### Problem
How many lines of these entries include the string "Gorilla"? State the number alone.

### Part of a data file
[Start]
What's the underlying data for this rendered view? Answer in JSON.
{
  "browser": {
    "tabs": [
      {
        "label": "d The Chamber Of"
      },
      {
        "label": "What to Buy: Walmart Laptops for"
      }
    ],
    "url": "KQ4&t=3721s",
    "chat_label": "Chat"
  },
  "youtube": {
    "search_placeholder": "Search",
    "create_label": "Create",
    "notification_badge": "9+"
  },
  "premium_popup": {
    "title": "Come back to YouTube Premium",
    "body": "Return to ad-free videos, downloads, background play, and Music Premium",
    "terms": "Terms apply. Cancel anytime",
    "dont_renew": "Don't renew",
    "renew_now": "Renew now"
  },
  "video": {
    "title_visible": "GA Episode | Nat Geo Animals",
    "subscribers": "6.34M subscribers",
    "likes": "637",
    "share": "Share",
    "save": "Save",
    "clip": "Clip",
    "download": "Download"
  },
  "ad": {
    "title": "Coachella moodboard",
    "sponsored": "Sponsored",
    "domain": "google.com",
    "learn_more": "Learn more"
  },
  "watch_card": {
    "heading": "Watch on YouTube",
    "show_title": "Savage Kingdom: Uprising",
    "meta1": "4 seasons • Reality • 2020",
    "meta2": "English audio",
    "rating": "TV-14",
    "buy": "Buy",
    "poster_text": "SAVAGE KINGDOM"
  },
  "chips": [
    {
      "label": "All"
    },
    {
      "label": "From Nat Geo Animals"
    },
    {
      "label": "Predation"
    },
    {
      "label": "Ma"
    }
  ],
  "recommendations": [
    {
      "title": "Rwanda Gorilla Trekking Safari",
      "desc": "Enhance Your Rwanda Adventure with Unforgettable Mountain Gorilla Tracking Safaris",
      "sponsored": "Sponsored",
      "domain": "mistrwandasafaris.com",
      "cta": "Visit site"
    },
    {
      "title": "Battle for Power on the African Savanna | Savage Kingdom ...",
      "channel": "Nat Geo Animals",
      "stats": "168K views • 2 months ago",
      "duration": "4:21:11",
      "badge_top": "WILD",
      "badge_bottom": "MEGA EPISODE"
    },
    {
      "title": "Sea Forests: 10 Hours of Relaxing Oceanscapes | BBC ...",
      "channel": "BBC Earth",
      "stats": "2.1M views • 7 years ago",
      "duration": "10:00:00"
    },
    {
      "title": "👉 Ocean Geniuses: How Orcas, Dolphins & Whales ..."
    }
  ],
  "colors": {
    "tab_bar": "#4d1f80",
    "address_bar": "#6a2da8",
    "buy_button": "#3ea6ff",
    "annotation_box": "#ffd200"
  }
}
[End]
### Expected output
2